↓

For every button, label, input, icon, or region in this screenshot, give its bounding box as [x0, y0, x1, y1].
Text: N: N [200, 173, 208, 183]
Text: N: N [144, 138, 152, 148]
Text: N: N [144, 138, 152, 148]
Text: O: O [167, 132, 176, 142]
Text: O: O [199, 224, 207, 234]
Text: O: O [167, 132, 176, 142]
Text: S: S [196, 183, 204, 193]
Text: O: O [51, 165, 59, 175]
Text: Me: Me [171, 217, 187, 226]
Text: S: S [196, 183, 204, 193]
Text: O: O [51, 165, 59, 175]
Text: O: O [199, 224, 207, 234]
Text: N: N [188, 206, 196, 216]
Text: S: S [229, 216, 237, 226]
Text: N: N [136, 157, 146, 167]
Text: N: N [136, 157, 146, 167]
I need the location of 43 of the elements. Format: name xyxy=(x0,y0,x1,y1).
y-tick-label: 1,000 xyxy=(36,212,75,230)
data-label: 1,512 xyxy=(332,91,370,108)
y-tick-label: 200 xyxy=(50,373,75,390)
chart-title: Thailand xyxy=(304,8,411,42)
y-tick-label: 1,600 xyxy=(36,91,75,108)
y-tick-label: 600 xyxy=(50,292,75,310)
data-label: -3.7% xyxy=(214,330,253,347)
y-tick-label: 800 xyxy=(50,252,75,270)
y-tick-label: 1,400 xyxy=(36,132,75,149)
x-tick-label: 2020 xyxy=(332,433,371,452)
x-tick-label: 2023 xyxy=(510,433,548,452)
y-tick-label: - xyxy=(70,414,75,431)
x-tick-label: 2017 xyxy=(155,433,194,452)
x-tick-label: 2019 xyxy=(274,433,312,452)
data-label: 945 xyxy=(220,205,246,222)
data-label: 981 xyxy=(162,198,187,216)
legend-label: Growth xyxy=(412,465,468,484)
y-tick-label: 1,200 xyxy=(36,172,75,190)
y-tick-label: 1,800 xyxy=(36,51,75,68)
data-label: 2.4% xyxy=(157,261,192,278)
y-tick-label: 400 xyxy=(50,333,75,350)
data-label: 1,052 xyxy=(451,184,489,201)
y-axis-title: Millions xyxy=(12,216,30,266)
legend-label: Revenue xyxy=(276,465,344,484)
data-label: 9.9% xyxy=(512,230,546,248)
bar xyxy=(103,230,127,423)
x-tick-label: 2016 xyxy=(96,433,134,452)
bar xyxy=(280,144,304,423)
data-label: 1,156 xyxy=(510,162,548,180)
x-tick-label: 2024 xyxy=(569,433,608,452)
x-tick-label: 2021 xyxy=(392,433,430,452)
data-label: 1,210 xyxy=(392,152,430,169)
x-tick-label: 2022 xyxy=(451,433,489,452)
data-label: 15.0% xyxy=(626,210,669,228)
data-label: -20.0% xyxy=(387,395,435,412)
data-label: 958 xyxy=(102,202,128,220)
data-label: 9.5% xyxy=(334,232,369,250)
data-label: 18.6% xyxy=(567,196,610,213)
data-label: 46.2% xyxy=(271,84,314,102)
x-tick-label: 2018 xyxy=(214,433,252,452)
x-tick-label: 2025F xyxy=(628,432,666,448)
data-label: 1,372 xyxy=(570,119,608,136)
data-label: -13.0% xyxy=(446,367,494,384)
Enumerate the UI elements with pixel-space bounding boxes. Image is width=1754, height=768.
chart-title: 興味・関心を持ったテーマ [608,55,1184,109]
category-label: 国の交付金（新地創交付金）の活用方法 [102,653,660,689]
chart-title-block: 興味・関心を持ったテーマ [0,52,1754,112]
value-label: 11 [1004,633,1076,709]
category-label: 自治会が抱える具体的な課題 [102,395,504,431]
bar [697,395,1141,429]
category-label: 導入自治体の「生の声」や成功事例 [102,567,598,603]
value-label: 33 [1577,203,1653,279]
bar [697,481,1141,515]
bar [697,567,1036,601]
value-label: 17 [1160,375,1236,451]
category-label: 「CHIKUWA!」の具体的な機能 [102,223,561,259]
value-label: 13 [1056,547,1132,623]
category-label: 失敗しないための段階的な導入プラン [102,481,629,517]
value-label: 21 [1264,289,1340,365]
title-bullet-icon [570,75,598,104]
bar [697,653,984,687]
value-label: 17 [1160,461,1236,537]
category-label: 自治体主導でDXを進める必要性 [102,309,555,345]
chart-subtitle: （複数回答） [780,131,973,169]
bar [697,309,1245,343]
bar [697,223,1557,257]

↑

Copy all of the data above, changing every "y-tick-label" to "y-axis-label" and keeping everything else the same.

For every button, label, input, icon, or region in this screenshot, give its bounding box as [x0, y0, x1, y1].
Text: N: N [200, 173, 208, 183]
Text: N: N [144, 138, 152, 148]
Text: N: N [144, 138, 152, 148]
Text: O: O [167, 132, 176, 142]
Text: O: O [199, 224, 207, 234]
Text: O: O [167, 132, 176, 142]
Text: S: S [196, 183, 204, 193]
Text: O: O [51, 165, 59, 175]
Text: Me: Me [171, 217, 187, 226]
Text: S: S [196, 183, 204, 193]
Text: O: O [51, 165, 59, 175]
Text: O: O [199, 224, 207, 234]
Text: N: N [188, 206, 196, 216]
Text: S: S [229, 216, 237, 226]
Text: N: N [136, 157, 146, 167]
Text: N: N [136, 157, 146, 167]
I need the location of 43 of the elements. Format: name xyxy=(x0,y0,x1,y1).
y-axis-label: 1,000 xyxy=(36,212,75,230)
data-label: 1,512 xyxy=(332,91,370,108)
y-axis-label: 200 xyxy=(50,373,75,390)
chart-title: Thailand xyxy=(304,8,411,42)
y-axis-label: 1,600 xyxy=(36,91,75,108)
y-axis-label: 600 xyxy=(50,292,75,310)
data-label: -3.7% xyxy=(214,330,253,347)
y-axis-label: 800 xyxy=(50,252,75,270)
y-axis-label: 1,400 xyxy=(36,132,75,149)
x-tick-label: 2020 xyxy=(332,433,371,452)
x-tick-label: 2023 xyxy=(510,433,548,452)
y-axis-label: - xyxy=(70,414,75,431)
x-tick-label: 2017 xyxy=(155,433,194,452)
x-tick-label: 2019 xyxy=(274,433,312,452)
data-label: 945 xyxy=(220,205,246,222)
data-label: 981 xyxy=(162,198,187,216)
legend-label: Growth xyxy=(412,465,468,484)
y-axis-label: 1,200 xyxy=(36,172,75,190)
y-axis-label: 1,800 xyxy=(36,51,75,68)
data-label: 2.4% xyxy=(157,261,192,278)
y-axis-label: 400 xyxy=(50,333,75,350)
data-label: 1,052 xyxy=(451,184,489,201)
y-axis-title: Millions xyxy=(12,216,30,266)
legend-label: Revenue xyxy=(276,465,344,484)
data-label: 9.9% xyxy=(512,230,546,248)
bar xyxy=(103,230,127,423)
x-tick-label: 2016 xyxy=(96,433,134,452)
bar xyxy=(280,144,304,423)
data-label: 1,156 xyxy=(510,162,548,180)
x-tick-label: 2024 xyxy=(569,433,608,452)
x-tick-label: 2021 xyxy=(392,433,430,452)
data-label: 1,210 xyxy=(392,152,430,169)
x-tick-label: 2022 xyxy=(451,433,489,452)
data-label: 15.0% xyxy=(626,210,669,228)
data-label: -20.0% xyxy=(387,395,435,412)
data-label: 958 xyxy=(102,202,128,220)
data-label: 9.5% xyxy=(334,232,369,250)
data-label: 18.6% xyxy=(567,196,610,213)
data-label: 46.2% xyxy=(271,84,314,102)
x-tick-label: 2018 xyxy=(214,433,252,452)
x-tick-label: 2025F xyxy=(628,432,666,448)
data-label: 1,372 xyxy=(570,119,608,136)
data-label: -13.0% xyxy=(446,367,494,384)
Enumerate the UI elements with pixel-space bounding boxes. Image is width=1754, height=768.
chart-title: 興味・関心を持ったテーマ [608,55,1184,109]
category-label: 国の交付金（新地創交付金）の活用方法 [102,653,660,689]
chart-title-block: 興味・関心を持ったテーマ [0,52,1754,112]
value-label: 11 [1004,633,1076,709]
category-label: 自治会が抱える具体的な課題 [102,395,504,431]
bar [697,395,1141,429]
category-label: 導入自治体の「生の声」や成功事例 [102,567,598,603]
value-label: 33 [1577,203,1653,279]
bar [697,481,1141,515]
bar [697,567,1036,601]
value-label: 17 [1160,375,1236,451]
category-label: 「CHIKUWA!」の具体的な機能 [102,223,561,259]
value-label: 13 [1056,547,1132,623]
category-label: 失敗しないための段階的な導入プラン [102,481,629,517]
value-label: 21 [1264,289,1340,365]
title-bullet-icon [570,75,598,104]
bar [697,653,984,687]
value-label: 17 [1160,461,1236,537]
category-label: 自治体主導でDXを進める必要性 [102,309,555,345]
chart-subtitle: （複数回答） [780,131,973,169]
bar [697,309,1245,343]
bar [697,223,1557,257]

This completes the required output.